>> Start DOCUMENT EXCERPT

George Brew, Director of the Woodbridge Township, New Jersey, Department of Public Works, stands on an electric garbage truck purchased with funds from the Regional Greenhouse Gas Initiative.
| Township of WoodbridgeNew Jersey’s Department of Environmental Protection (DEP) has launched an online dashboard that will give residents a clearer look at how the state is spending the estimated $100 million a year it receives from the Regional Greenhouse Gas Initiative (RGGI).
The dashboard at present documents the state’s first expenditures — more than $22 million — allocated from the regional cap-and-trade program, which will pay for the purchase of 52 electric buses, trucks and shuttles, mainly for use by local governments.
The site eventually will document all expenditures of money collected by the state since the start of 2020, when it rejoined the RGGI, under which power plants must buy carbon credits for any greenhouse gases they emit over a state-set cap. So far, New Jersey has collected $115.8 million, or about $23 million a quarter.
Democratic Gov. Phil Murphy directed the state to return to RGGI in January 2018, seven years after his predecessor, Republican Chris Christie, pulled New Jersey out of the initiative. (See: NJ Senate Ushers in Revamped Nuclear Bailout Bill.)
New Jersey’s RGGI funds are being allocated in line with Murphy’s commitment to put the state on a path to use 100% clean energy by 2050 and cut GHG emissions by 80% from 2006 levels. With transportation generating about 42% of New Jersey’s carbon emissions, the state has placed a high priority on getting more electric vehicles onto the state’s roads. (See NJ Unveils Plan for 100% Clean Energy by 2050.)
The RGGI funds were part of the $100 million in grants Murphy announced on Feb. 16 to support clean, equitable transportation projects, which also received funding from New Jersey’s portion of the Volkswagen emissions fraud settlement.
George Brew, director of public works for the Township of Woodbridge, said the municipality was a prime candidate for the funding, because it has a history of early adoption of climate change measures, including the use of hybrid vehicles since 2008. Woodbridge will receive $2.49 million to buy two-24-seat electric shuttle buses and three electric garbage trucks, all of which will replace diesel vehicles more than 13 years old. The money will also be used to pay for charging equipment.
“We’re a big sustainable community, and we are always looking to upgrade our vehicles,” Brew said. The distance limitations on electric trucks likely won’t matter because the 60 to 70 miles that his garbage trucks typically travel each day, including the 24-mile round trip to the landfill in nearby New Brunswick, are well within the 100-mile range of the electric garbage truck, he said.

>> End DOCUMENT EXCERPT

## CHALLENGE A
Return the entries unchanged, starting with their first line and going on through the line that contains "- face-eye: [524, 217, 536, 223]", including both of those lines.

>> Start EXTRACTED ENTRIES

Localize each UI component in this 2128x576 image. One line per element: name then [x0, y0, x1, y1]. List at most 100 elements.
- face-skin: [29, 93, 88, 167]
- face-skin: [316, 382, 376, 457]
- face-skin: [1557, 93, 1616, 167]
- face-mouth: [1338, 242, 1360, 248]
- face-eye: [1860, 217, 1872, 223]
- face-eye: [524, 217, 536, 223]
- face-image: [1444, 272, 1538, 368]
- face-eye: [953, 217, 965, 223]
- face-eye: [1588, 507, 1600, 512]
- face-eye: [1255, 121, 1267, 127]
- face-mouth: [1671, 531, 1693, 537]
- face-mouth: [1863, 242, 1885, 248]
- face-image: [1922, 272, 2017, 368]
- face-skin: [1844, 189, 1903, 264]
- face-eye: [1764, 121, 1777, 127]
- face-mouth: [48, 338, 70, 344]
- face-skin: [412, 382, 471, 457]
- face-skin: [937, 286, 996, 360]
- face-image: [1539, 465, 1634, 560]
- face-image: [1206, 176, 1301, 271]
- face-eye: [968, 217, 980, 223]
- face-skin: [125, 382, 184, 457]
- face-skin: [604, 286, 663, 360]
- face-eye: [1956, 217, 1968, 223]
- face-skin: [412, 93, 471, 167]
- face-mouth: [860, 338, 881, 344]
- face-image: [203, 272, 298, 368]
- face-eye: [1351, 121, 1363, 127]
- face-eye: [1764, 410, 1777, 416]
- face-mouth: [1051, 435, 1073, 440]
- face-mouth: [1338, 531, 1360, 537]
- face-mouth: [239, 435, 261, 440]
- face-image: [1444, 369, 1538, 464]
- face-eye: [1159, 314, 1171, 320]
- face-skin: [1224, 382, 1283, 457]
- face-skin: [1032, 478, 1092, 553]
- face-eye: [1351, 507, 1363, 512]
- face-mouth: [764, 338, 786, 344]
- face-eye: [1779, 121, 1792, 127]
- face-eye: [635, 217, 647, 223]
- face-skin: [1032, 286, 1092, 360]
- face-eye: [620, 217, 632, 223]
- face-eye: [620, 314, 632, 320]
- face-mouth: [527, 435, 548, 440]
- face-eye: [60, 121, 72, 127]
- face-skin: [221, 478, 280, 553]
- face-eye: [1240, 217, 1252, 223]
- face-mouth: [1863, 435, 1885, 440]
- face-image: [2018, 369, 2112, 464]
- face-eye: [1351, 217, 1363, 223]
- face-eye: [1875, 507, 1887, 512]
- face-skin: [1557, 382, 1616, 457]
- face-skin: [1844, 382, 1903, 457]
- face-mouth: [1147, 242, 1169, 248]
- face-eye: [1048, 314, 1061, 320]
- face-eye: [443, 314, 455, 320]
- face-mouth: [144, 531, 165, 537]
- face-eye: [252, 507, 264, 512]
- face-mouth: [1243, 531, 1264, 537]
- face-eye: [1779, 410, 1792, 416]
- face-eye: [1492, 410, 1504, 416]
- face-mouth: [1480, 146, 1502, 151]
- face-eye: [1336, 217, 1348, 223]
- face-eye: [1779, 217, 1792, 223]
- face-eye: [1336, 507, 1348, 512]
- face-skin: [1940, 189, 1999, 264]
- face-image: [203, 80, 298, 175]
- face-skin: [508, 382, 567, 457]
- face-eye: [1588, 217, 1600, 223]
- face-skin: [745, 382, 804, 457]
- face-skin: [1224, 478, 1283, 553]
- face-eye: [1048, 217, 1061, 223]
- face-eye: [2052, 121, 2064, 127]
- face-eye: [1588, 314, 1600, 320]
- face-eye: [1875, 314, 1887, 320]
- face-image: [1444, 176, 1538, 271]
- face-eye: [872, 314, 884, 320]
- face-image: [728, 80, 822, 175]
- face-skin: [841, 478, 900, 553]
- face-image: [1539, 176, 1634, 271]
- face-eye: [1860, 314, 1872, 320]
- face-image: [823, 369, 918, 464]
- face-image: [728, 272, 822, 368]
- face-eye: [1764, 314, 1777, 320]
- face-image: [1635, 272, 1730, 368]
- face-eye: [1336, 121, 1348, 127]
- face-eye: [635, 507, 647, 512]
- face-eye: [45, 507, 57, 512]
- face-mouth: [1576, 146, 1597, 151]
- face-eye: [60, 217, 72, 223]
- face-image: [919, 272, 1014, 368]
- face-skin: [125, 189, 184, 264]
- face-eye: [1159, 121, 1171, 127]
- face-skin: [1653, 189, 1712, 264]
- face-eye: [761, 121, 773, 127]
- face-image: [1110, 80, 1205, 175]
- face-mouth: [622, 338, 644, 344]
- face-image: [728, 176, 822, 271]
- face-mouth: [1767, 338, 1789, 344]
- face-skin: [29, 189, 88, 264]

>> End EXTRACTED ENTRIES

## CHALLENGE B
Using the article on New Jersey's spending of its Regional Greenhouse Gas Initiative funds, state whether each statement agrees with the text, answering yes or no and quoting the deciding words: (i) The online dashboard currently documents more than $22 million in the state's first expenditures. (ii) Chris Christie directed New Jersey to return to the initiative in January 2018. (iii) The electric garbage truck has a range of 60 miles.

## FINAL RESULT A
Localize each UI component in this 2128x576 image. One line per element: name then [x0, y0, x1, y1]. List at most 100 elements.
- face-skin: [29, 93, 88, 167]
- face-skin: [316, 382, 376, 457]
- face-skin: [1557, 93, 1616, 167]
- face-mouth: [1338, 242, 1360, 248]
- face-eye: [1860, 217, 1872, 223]
- face-eye: [524, 217, 536, 223]

## FINAL RESULT B
(i) Yes: "The dashboard at present documents the state’s first expenditures — more than $22 million —"
(ii) No: "Democratic Gov. Phil Murphy directed the state to return to RGGI in January 2018"
(iii) No: "well within the 100-mile range of the electric garbage truck"